- [Direction]
In every row below, substitute "otp-code-input" for "otp-digit-input" and give the rows again with nothing else changed. Leave the pictures out.

Dataset entries
-- BEGIN --
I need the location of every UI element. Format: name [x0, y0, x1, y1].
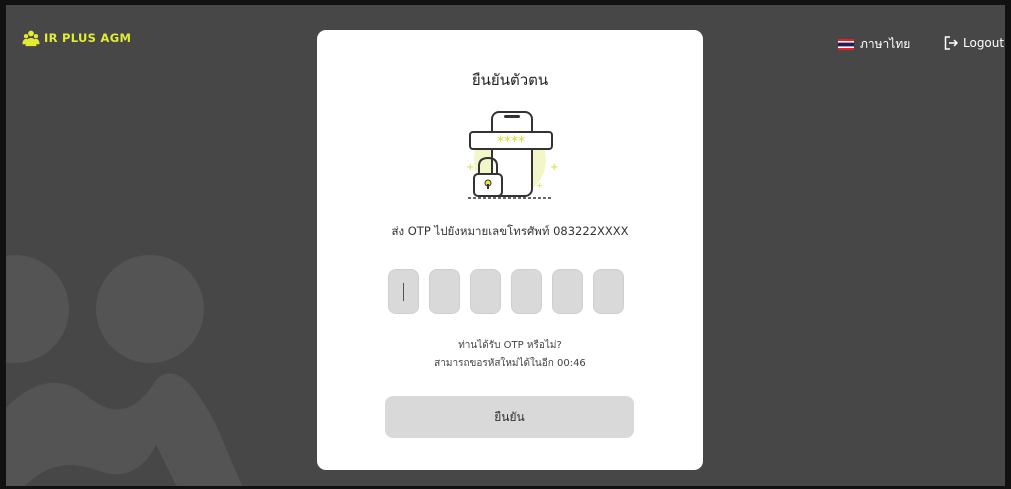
otp-sent-message: ส่ง OTP ไปยังหมายเลขโทรศัพท์ 083222XXXX — [391, 224, 629, 238]
logout-button[interactable]: Logout — [943, 35, 1004, 51]
otp-digit-input[interactable] — [388, 269, 419, 314]
svg-text:+: + — [550, 162, 558, 173]
otp-input-group — [388, 269, 624, 314]
resend-countdown: สามารถขอรหัสใหม่ได้ในอีก 00:46 — [434, 358, 586, 369]
background-decor-shape — [6, 373, 243, 486]
otp-verification-card: ยืนยันตัวตน **** + + + ส่ง OTP ไปยังหมาย… — [317, 30, 703, 470]
phone-password-lock-icon: **** + + + — [466, 111, 558, 199]
svg-text:+: + — [466, 162, 474, 173]
brand-name: IR PLUS AGM — [44, 31, 132, 45]
text-caret — [403, 283, 404, 301]
language-switcher[interactable]: ภาษาไทย — [838, 35, 910, 54]
logout-icon — [944, 36, 959, 50]
logout-label: Logout — [963, 36, 1005, 50]
otp-digit-input[interactable] — [470, 269, 501, 314]
confirm-button[interactable]: ยืนยัน — [385, 396, 634, 438]
otp-digit-input[interactable] — [429, 269, 460, 314]
resend-question: ท่านได้รับ OTP หรือไม่? — [458, 340, 562, 351]
otp-digit-input[interactable] — [511, 269, 542, 314]
page-title: ยืนยันตัวตน — [471, 71, 549, 89]
people-group-icon — [22, 30, 40, 47]
language-label: ภาษาไทย — [860, 37, 911, 51]
svg-text:****: **** — [497, 134, 525, 150]
thai-flag-icon — [838, 39, 854, 50]
brand-logo[interactable]: IR PLUS AGM — [22, 29, 131, 47]
app-frame: IR PLUS AGM ภาษาไทย Logout ยืนยันตัวตน *… — [0, 0, 1011, 489]
otp-digit-input[interactable] — [593, 269, 624, 314]
svg-text:+: + — [536, 181, 543, 190]
otp-digit-input[interactable] — [552, 269, 583, 314]
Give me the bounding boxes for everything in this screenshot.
-- END --
- [Result of the exercise]
I need the location of every UI element. Format: name [x0, y0, x1, y1].
otp-sent-message: ส่ง OTP ไปยังหมายเลขโทรศัพท์ 083222XXXX — [391, 224, 629, 238]
logout-button[interactable]: Logout — [943, 35, 1004, 51]
otp-code-input[interactable] — [388, 269, 419, 314]
svg-text:+: + — [550, 162, 558, 173]
otp-input-group — [388, 269, 624, 314]
resend-countdown: สามารถขอรหัสใหม่ได้ในอีก 00:46 — [434, 358, 586, 369]
background-decor-shape — [6, 373, 243, 486]
otp-verification-card: ยืนยันตัวตน **** + + + ส่ง OTP ไปยังหมาย… — [317, 30, 703, 470]
phone-password-lock-icon: **** + + + — [466, 111, 558, 199]
svg-text:+: + — [466, 162, 474, 173]
brand-name: IR PLUS AGM — [44, 31, 132, 45]
text-caret — [403, 283, 404, 301]
language-switcher[interactable]: ภาษาไทย — [838, 35, 910, 54]
logout-icon — [944, 36, 959, 50]
logout-label: Logout — [963, 36, 1005, 50]
otp-code-input[interactable] — [470, 269, 501, 314]
confirm-button[interactable]: ยืนยัน — [385, 396, 634, 438]
otp-code-input[interactable] — [429, 269, 460, 314]
resend-question: ท่านได้รับ OTP หรือไม่? — [458, 340, 562, 351]
otp-code-input[interactable] — [511, 269, 542, 314]
page-title: ยืนยันตัวตน — [471, 71, 549, 89]
people-group-icon — [22, 30, 40, 47]
language-label: ภาษาไทย — [860, 37, 911, 51]
svg-text:****: **** — [497, 134, 525, 150]
thai-flag-icon — [838, 39, 854, 50]
brand-logo[interactable]: IR PLUS AGM — [22, 29, 131, 47]
app-frame: IR PLUS AGM ภาษาไทย Logout ยืนยันตัวตน *… — [0, 0, 1011, 489]
otp-code-input[interactable] — [593, 269, 624, 314]
svg-text:+: + — [536, 181, 543, 190]
otp-code-input[interactable] — [552, 269, 583, 314]
Give me the bounding boxes for everything in this screenshot.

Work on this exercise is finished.